═══ LISTED RECORDS
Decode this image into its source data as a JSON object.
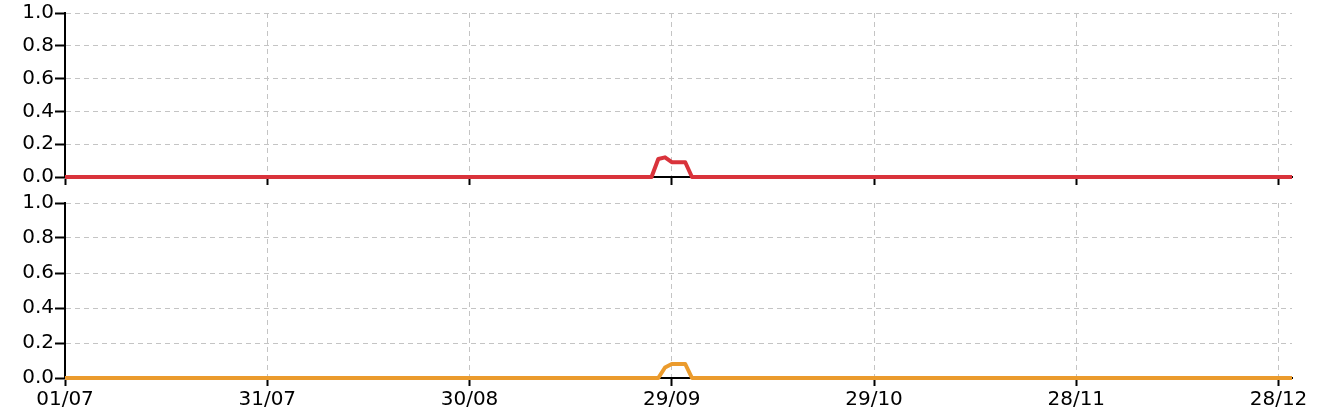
{
  "chart_data": [
    {
      "type": "line",
      "x": [
        "--07-01",
        "--09-26",
        "--09-27",
        "--09-28",
        "--09-29",
        "--10-01",
        "--10-02",
        "--12-30"
      ],
      "series": [
        {
          "color": "#d9333b",
          "values": [
            0,
            0,
            0.11,
            0.12,
            0.09,
            0.09,
            0,
            0
          ]
        }
      ],
      "xlim": [
        "--07-01",
        "--12-30"
      ],
      "xticks": [
        {
          "value": "--07-01",
          "label": "01/07"
        },
        {
          "value": "--07-31",
          "label": "31/07"
        },
        {
          "value": "--08-30",
          "label": "30/08"
        },
        {
          "value": "--09-29",
          "label": "29/09"
        },
        {
          "value": "--10-29",
          "label": "29/10"
        },
        {
          "value": "--11-28",
          "label": "28/11"
        },
        {
          "value": "--12-28",
          "label": "28/12"
        }
      ],
      "ylim": [
        0,
        1
      ],
      "yticks": [
        {
          "value": 0,
          "label": "0.0"
        },
        {
          "value": 0.2,
          "label": "0.2"
        },
        {
          "value": 0.4,
          "label": "0.4"
        },
        {
          "value": 0.6,
          "label": "0.6"
        },
        {
          "value": 0.8,
          "label": "0.8"
        },
        {
          "value": 1,
          "label": "1.0"
        }
      ],
      "grid": true,
      "tick_labels": "y"
    },
    {
      "type": "line",
      "x": [
        "--07-01",
        "--09-27",
        "--09-28",
        "--09-29",
        "--10-01",
        "--10-02",
        "--12-30"
      ],
      "series": [
        {
          "color": "#eb9b2d",
          "values": [
            0,
            0,
            0.06,
            0.08,
            0.08,
            0,
            0
          ]
        }
      ],
      "xlim": [
        "--07-01",
        "--12-30"
      ],
      "xticks": [
        {
          "value": "--07-01",
          "label": "01/07"
        },
        {
          "value": "--07-31",
          "label": "31/07"
        },
        {
          "value": "--08-30",
          "label": "30/08"
        },
        {
          "value": "--09-29",
          "label": "29/09"
        },
        {
          "value": "--10-29",
          "label": "29/10"
        },
        {
          "value": "--11-28",
          "label": "28/11"
        },
        {
          "value": "--12-28",
          "label": "28/12"
        }
      ],
      "ylim": [
        0,
        1
      ],
      "yticks": [
        {
          "value": 0,
          "label": "0.0"
        },
        {
          "value": 0.2,
          "label": "0.2"
        },
        {
          "value": 0.4,
          "label": "0.4"
        },
        {
          "value": 0.6,
          "label": "0.6"
        },
        {
          "value": 0.8,
          "label": "0.8"
        },
        {
          "value": 1,
          "label": "1.0"
        }
      ],
      "grid": true
    }
  ]
}
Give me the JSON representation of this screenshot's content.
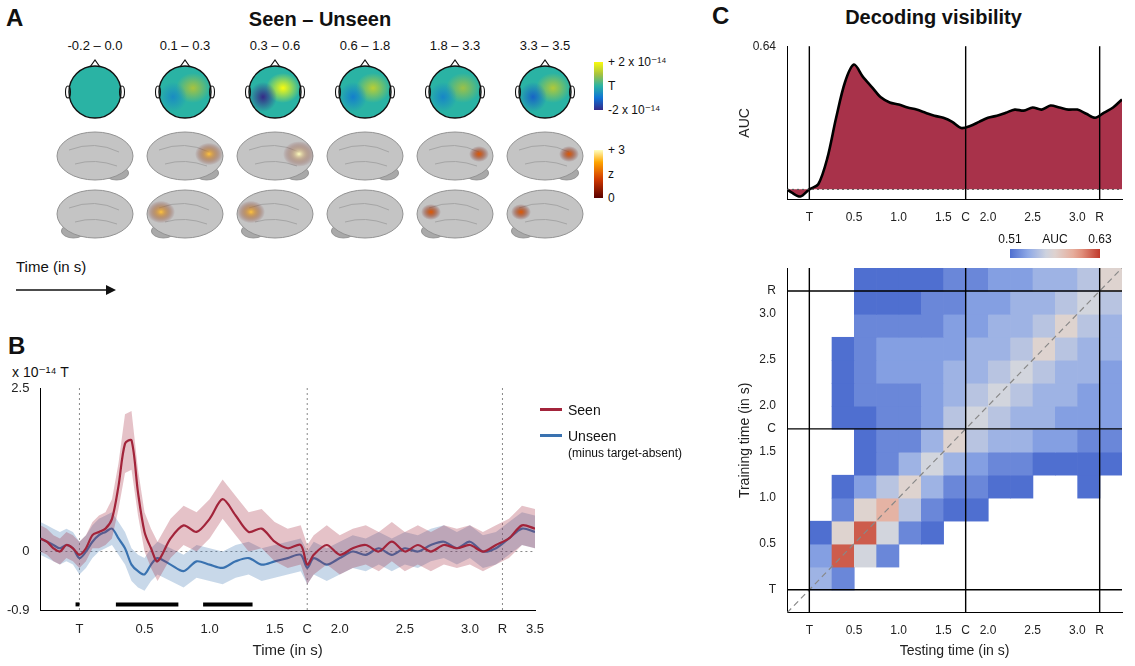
══════
Pick out each line containing "JSON" and report it.

Decode this image into its source data as a JSON object.
Give me the JSON representation of this screenshot's content.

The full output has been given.